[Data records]
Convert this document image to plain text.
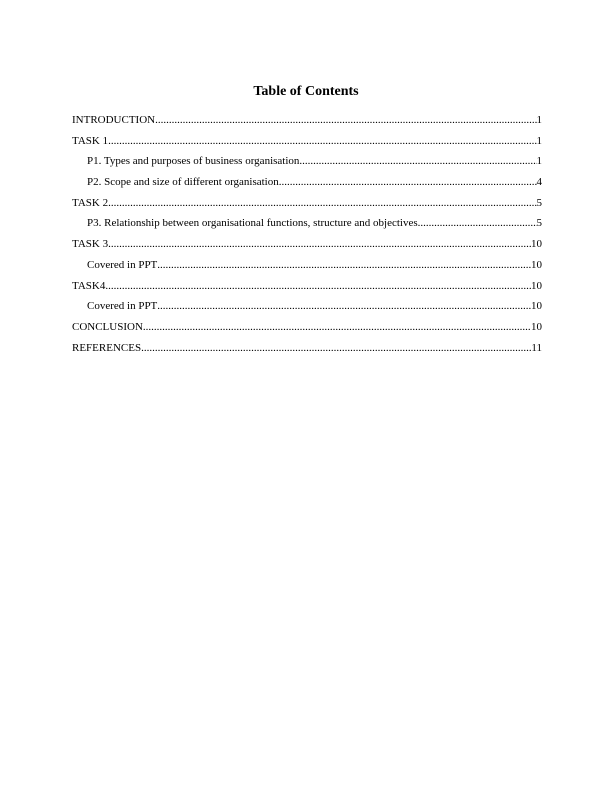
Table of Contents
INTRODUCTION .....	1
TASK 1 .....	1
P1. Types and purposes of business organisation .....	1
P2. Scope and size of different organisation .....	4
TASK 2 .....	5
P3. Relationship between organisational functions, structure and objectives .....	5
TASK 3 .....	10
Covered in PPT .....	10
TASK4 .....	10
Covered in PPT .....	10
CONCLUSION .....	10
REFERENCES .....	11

* _Problem_: Repeat the data above exactly, but not the pictures.

* _Correct response_:
Convert this document image to plain text.
Table of Contents
INTRODUCTION .....	1
TASK 1 .....	1
P1. Types and purposes of business organisation .....	1
P2. Scope and size of different organisation .....	4
TASK 2 .....	5
P3. Relationship between organisational functions, structure and objectives .....	5
TASK 3 .....	10
Covered in PPT .....	10
TASK4 .....	10
Covered in PPT .....	10
CONCLUSION .....	10
REFERENCES .....	11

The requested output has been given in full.